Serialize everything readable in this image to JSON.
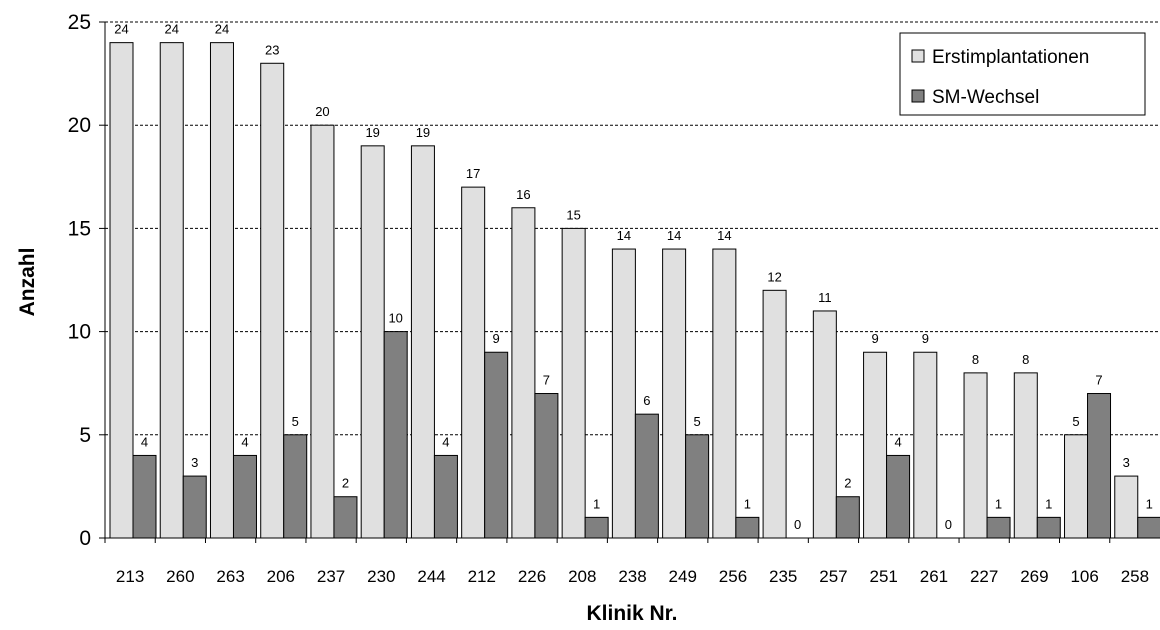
{
  "chart_data": {
    "type": "bar",
    "title": "",
    "xlabel": "Klinik Nr.",
    "ylabel": "Anzahl",
    "ylim": [
      0,
      25
    ],
    "yticks": [
      0,
      5,
      10,
      15,
      20,
      25
    ],
    "grid": "horizontal dashed",
    "legend_position": "top-right",
    "categories": [
      "213",
      "260",
      "263",
      "206",
      "237",
      "230",
      "244",
      "212",
      "226",
      "208",
      "238",
      "249",
      "256",
      "235",
      "257",
      "251",
      "261",
      "227",
      "269",
      "106",
      "258"
    ],
    "series": [
      {
        "name": "Erstimplantationen",
        "color": "#e0e0e0",
        "values": [
          24,
          24,
          24,
          23,
          20,
          19,
          19,
          17,
          16,
          15,
          14,
          14,
          14,
          12,
          11,
          9,
          9,
          8,
          8,
          5,
          3
        ]
      },
      {
        "name": "SM-Wechsel",
        "color": "#808080",
        "values": [
          4,
          3,
          4,
          5,
          2,
          10,
          4,
          9,
          7,
          1,
          6,
          5,
          1,
          0,
          2,
          4,
          0,
          1,
          1,
          7,
          1
        ]
      }
    ]
  }
}
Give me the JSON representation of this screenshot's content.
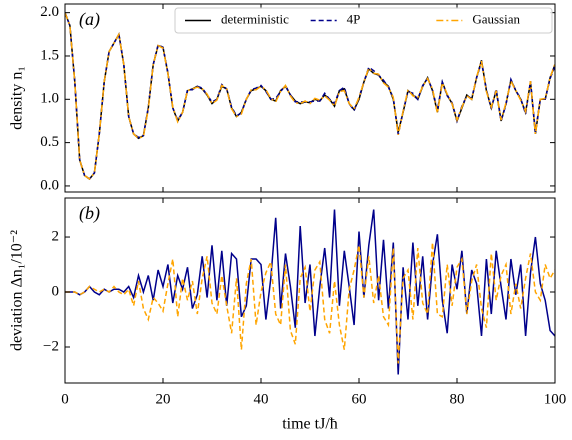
{
  "chart_data": [
    {
      "type": "line",
      "panel_label": "(a)",
      "ylabel": "density n₁",
      "x": [
        0,
        1,
        2,
        3,
        4,
        5,
        6,
        7,
        8,
        9,
        10,
        11,
        12,
        13,
        14,
        15,
        16,
        17,
        18,
        19,
        20,
        21,
        22,
        23,
        24,
        25,
        26,
        27,
        28,
        29,
        30,
        31,
        32,
        33,
        34,
        35,
        36,
        37,
        38,
        39,
        40,
        41,
        42,
        43,
        44,
        45,
        46,
        47,
        48,
        49,
        50,
        51,
        52,
        53,
        54,
        55,
        56,
        57,
        58,
        59,
        60,
        61,
        62,
        63,
        64,
        65,
        66,
        67,
        68,
        69,
        70,
        71,
        72,
        73,
        74,
        75,
        76,
        77,
        78,
        79,
        80,
        81,
        82,
        83,
        84,
        85,
        86,
        87,
        88,
        89,
        90,
        91,
        92,
        93,
        94,
        95,
        96,
        97,
        98,
        99,
        100
      ],
      "series": [
        {
          "name": "deterministic",
          "color": "#000000",
          "linestyle": "solid",
          "values": [
            2.0,
            1.85,
            1.2,
            0.3,
            0.12,
            0.08,
            0.15,
            0.6,
            1.2,
            1.55,
            1.65,
            1.75,
            1.4,
            0.8,
            0.6,
            0.55,
            0.58,
            0.9,
            1.4,
            1.62,
            1.6,
            1.3,
            0.9,
            0.75,
            0.85,
            1.1,
            1.12,
            1.15,
            1.12,
            1.05,
            0.95,
            1.0,
            1.15,
            1.12,
            0.9,
            0.8,
            0.85,
            1.0,
            1.1,
            1.12,
            1.15,
            1.1,
            1.0,
            0.98,
            1.1,
            1.15,
            1.05,
            0.98,
            0.95,
            0.97,
            0.96,
            1.0,
            0.98,
            1.05,
            1.0,
            0.92,
            1.1,
            1.12,
            0.95,
            0.88,
            1.0,
            1.2,
            1.35,
            1.3,
            1.28,
            1.2,
            1.15,
            1.0,
            0.62,
            0.85,
            1.1,
            1.05,
            1.0,
            1.15,
            1.25,
            1.1,
            0.85,
            1.2,
            1.05,
            0.95,
            0.75,
            0.9,
            1.05,
            1.0,
            1.25,
            1.45,
            1.1,
            0.9,
            1.1,
            0.75,
            0.95,
            1.22,
            1.1,
            1.0,
            0.85,
            1.2,
            0.6,
            1.0,
            1.0,
            1.25,
            1.4
          ]
        },
        {
          "name": "4P",
          "color": "#00008b",
          "linestyle": "dashed",
          "values": [
            2.0,
            1.85,
            1.2,
            0.3,
            0.12,
            0.08,
            0.15,
            0.6,
            1.2,
            1.55,
            1.65,
            1.75,
            1.4,
            0.8,
            0.6,
            0.56,
            0.58,
            0.91,
            1.4,
            1.63,
            1.6,
            1.31,
            0.9,
            0.76,
            0.85,
            1.11,
            1.11,
            1.15,
            1.13,
            1.05,
            0.97,
            1.0,
            1.17,
            1.12,
            0.91,
            0.81,
            0.84,
            1.0,
            1.11,
            1.13,
            1.16,
            1.09,
            1.0,
            1.01,
            1.09,
            1.16,
            1.05,
            0.97,
            0.97,
            0.97,
            0.97,
            0.98,
            0.98,
            1.07,
            1.0,
            0.95,
            1.1,
            1.14,
            0.95,
            0.87,
            1.02,
            1.2,
            1.37,
            1.33,
            1.28,
            1.22,
            1.14,
            1.02,
            0.59,
            0.86,
            1.09,
            1.07,
            1.0,
            1.16,
            1.24,
            1.11,
            0.87,
            1.2,
            1.04,
            0.96,
            0.75,
            0.92,
            1.04,
            1.01,
            1.25,
            1.43,
            1.11,
            0.89,
            1.12,
            0.75,
            0.94,
            1.23,
            1.1,
            1.01,
            0.83,
            1.21,
            0.62,
            1.0,
            1.0,
            1.24,
            1.38
          ]
        },
        {
          "name": "Gaussian",
          "color": "#ffa500",
          "linestyle": "dashdot",
          "values": [
            2.0,
            1.85,
            1.2,
            0.3,
            0.12,
            0.08,
            0.15,
            0.6,
            1.2,
            1.55,
            1.65,
            1.75,
            1.4,
            0.8,
            0.6,
            0.55,
            0.57,
            0.89,
            1.4,
            1.62,
            1.59,
            1.3,
            0.91,
            0.74,
            0.85,
            1.1,
            1.12,
            1.14,
            1.12,
            1.06,
            0.95,
            0.99,
            1.16,
            1.12,
            0.89,
            0.8,
            0.83,
            1.0,
            1.11,
            1.11,
            1.15,
            1.11,
            1.01,
            0.97,
            1.09,
            1.16,
            1.04,
            0.96,
            0.95,
            0.98,
            0.95,
            1.01,
            0.99,
            1.04,
            0.99,
            0.92,
            1.09,
            1.1,
            0.95,
            0.89,
            1.02,
            1.2,
            1.36,
            1.3,
            1.29,
            1.19,
            1.14,
            1.02,
            0.59,
            0.86,
            1.11,
            1.04,
            1.02,
            1.15,
            1.24,
            1.12,
            0.84,
            1.19,
            1.06,
            0.95,
            0.76,
            0.91,
            1.04,
            1.0,
            1.26,
            1.44,
            1.09,
            0.91,
            1.1,
            0.76,
            0.96,
            1.21,
            1.1,
            0.99,
            0.86,
            1.21,
            0.6,
            1.0,
            1.01,
            1.25,
            1.41
          ]
        }
      ],
      "legend": "upper right",
      "xlim": [
        0,
        100
      ],
      "xticks": [
        0,
        20,
        40,
        60,
        80,
        100
      ],
      "ylim": [
        -0.07,
        2.1
      ],
      "yticks": [
        {
          "value": 0,
          "label": "0.0"
        },
        0.5,
        {
          "value": 1,
          "label": "1.0"
        },
        1.5,
        {
          "value": 2,
          "label": "2.0"
        }
      ]
    },
    {
      "type": "line",
      "panel_label": "(b)",
      "ylabel": "deviation Δn₁/10⁻²",
      "xlabel": "time tJ/ħ",
      "x": [
        0,
        1,
        2,
        3,
        4,
        5,
        6,
        7,
        8,
        9,
        10,
        11,
        12,
        13,
        14,
        15,
        16,
        17,
        18,
        19,
        20,
        21,
        22,
        23,
        24,
        25,
        26,
        27,
        28,
        29,
        30,
        31,
        32,
        33,
        34,
        35,
        36,
        37,
        38,
        39,
        40,
        41,
        42,
        43,
        44,
        45,
        46,
        47,
        48,
        49,
        50,
        51,
        52,
        53,
        54,
        55,
        56,
        57,
        58,
        59,
        60,
        61,
        62,
        63,
        64,
        65,
        66,
        67,
        68,
        69,
        70,
        71,
        72,
        73,
        74,
        75,
        76,
        77,
        78,
        79,
        80,
        81,
        82,
        83,
        84,
        85,
        86,
        87,
        88,
        89,
        90,
        91,
        92,
        93,
        94,
        95,
        96,
        97,
        98,
        99,
        100
      ],
      "series": [
        {
          "color": "#00008b",
          "linestyle": "solid",
          "values": [
            0,
            0,
            0,
            -0.1,
            0,
            0.2,
            0,
            -0.1,
            0.1,
            0,
            0.1,
            0.1,
            0,
            0.2,
            -0.2,
            0.6,
            0,
            0.6,
            -0.3,
            0.8,
            0.2,
            1.0,
            -0.4,
            0.6,
            0.1,
            0.9,
            -0.6,
            -0.1,
            1.3,
            -0.2,
            1.7,
            -0.3,
            1.5,
            -0.5,
            1.4,
            1.2,
            -0.9,
            -0.5,
            1.2,
            1.2,
            1.0,
            -1.0,
            0.5,
            2.7,
            -0.6,
            1.4,
            0.2,
            -1.3,
            2.4,
            -0.4,
            1.0,
            -1.6,
            0.2,
            1.6,
            -0.2,
            3.0,
            -0.5,
            1.5,
            0.2,
            -1.2,
            2.2,
            -0.2,
            1.7,
            3.0,
            -0.3,
            1.9,
            -0.6,
            1.8,
            -3.0,
            0.9,
            -1.0,
            1.8,
            -0.5,
            1.3,
            -1.0,
            1.0,
            2.1,
            -0.3,
            -1.5,
            1.0,
            0.1,
            1.5,
            -0.8,
            0.8,
            0.3,
            -1.6,
            1.2,
            -0.8,
            1.5,
            0.2,
            -1.0,
            1.2,
            -0.1,
            1.0,
            -1.6,
            0.7,
            2.0,
            0.3,
            -0.3,
            -1.4,
            -1.6
          ]
        },
        {
          "color": "#ffa500",
          "linestyle": "dashed",
          "values": [
            0,
            0,
            0,
            -0.1,
            0,
            0.2,
            0.1,
            0,
            0.1,
            0,
            0.2,
            0,
            -0.1,
            0.1,
            -0.5,
            0.4,
            -0.6,
            -1.0,
            -0.2,
            -0.4,
            -0.7,
            0.3,
            1.2,
            -0.9,
            0.5,
            -0.3,
            0.4,
            -0.8,
            0.5,
            1.3,
            -0.4,
            -0.8,
            0.6,
            -0.5,
            -1.5,
            0.5,
            -2.1,
            0.3,
            1.2,
            -1.2,
            0,
            0.7,
            1.1,
            -0.8,
            -1.2,
            1.0,
            -1.4,
            -1.9,
            0.5,
            0.9,
            -0.7,
            0.8,
            1.1,
            -1.0,
            -1.5,
            0.4,
            -1.2,
            -2.1,
            0.1,
            0.8,
            1.7,
            -0.2,
            1.3,
            -0.4,
            0.6,
            -0.9,
            -1.2,
            1.6,
            -2.6,
            0.5,
            0.8,
            -1.0,
            1.6,
            -0.4,
            -0.8,
            1.8,
            -0.8,
            -0.9,
            1.0,
            -0.5,
            0.9,
            1.2,
            -0.8,
            0.4,
            1.0,
            -0.6,
            -1.3,
            1.4,
            -0.3,
            0.6,
            1.0,
            -0.8,
            0.3,
            -0.6,
            0.5,
            1.4,
            0.0,
            -0.3,
            1.0,
            0.5,
            0.8
          ]
        }
      ],
      "xlim": [
        0,
        100
      ],
      "xticks": [
        0,
        20,
        40,
        60,
        80,
        100
      ],
      "ylim": [
        -3.31,
        3.42
      ],
      "yticks": [
        {
          "value": -2,
          "label": "−2"
        },
        0,
        2
      ]
    }
  ]
}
=====
Instructions for the task – Give the count of lines in the data above that hold the string "name", with no additional words.

Exercise solution – 5